- _SUPPLIED INFORMATION_:

• • • • • • •

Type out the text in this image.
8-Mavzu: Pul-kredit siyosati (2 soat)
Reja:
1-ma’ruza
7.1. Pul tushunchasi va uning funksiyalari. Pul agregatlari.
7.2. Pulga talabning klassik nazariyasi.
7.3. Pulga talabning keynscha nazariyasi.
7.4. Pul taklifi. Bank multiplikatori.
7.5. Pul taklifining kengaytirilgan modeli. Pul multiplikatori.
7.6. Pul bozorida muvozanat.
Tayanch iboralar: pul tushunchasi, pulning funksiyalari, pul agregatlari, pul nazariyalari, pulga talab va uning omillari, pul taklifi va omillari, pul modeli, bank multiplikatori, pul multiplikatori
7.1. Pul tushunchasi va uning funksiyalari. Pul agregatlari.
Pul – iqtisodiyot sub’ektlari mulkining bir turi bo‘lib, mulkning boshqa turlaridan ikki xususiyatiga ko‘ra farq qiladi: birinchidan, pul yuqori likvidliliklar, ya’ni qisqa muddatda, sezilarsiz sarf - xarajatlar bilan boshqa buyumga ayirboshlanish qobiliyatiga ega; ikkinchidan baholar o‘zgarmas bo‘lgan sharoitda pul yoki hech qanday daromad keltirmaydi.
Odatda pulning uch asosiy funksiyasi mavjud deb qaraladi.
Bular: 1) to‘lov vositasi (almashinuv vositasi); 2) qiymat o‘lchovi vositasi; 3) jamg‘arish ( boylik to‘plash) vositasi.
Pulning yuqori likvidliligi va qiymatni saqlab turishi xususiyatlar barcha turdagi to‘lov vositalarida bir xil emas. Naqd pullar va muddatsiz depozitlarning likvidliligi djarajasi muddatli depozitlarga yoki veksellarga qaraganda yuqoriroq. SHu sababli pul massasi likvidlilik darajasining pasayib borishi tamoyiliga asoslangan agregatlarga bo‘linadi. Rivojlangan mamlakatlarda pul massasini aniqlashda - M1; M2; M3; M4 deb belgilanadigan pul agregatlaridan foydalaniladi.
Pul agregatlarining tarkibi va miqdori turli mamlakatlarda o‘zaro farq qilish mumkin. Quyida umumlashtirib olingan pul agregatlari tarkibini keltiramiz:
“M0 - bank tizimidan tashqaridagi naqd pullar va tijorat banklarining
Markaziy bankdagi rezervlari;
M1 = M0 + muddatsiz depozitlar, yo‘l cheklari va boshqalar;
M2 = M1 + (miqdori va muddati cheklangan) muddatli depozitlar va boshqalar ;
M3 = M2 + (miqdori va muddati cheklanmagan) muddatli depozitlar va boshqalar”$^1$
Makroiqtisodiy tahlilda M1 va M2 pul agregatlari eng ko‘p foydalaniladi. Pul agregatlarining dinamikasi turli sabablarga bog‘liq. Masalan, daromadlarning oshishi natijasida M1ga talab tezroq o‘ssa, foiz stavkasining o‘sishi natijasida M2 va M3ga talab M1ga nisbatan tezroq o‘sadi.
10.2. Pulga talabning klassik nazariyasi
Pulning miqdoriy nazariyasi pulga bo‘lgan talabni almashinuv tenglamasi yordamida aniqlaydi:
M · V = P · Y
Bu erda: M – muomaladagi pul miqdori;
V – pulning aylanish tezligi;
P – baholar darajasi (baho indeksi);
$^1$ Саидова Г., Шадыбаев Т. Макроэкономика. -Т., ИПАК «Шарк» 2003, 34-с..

• • • • • • •

- _INSTRUCTIONS FOR THE TASK_:
Using the listing, collect all lines in which the string "multiplikatori" is found.

- _PROBLEM SOLUTION_:
7.4. Pul taklifi. Bank multiplikatori.
7.5. Pul taklifining kengaytirilgan modeli. Pul multiplikatori.
Tayanch iboralar: pul tushunchasi, pulning funksiyalari, pul agregatlari, pul nazariyalari, pulga talab va uning omillari, pul taklifi va omillari, pul modeli, bank multiplikatori, pul multiplikatori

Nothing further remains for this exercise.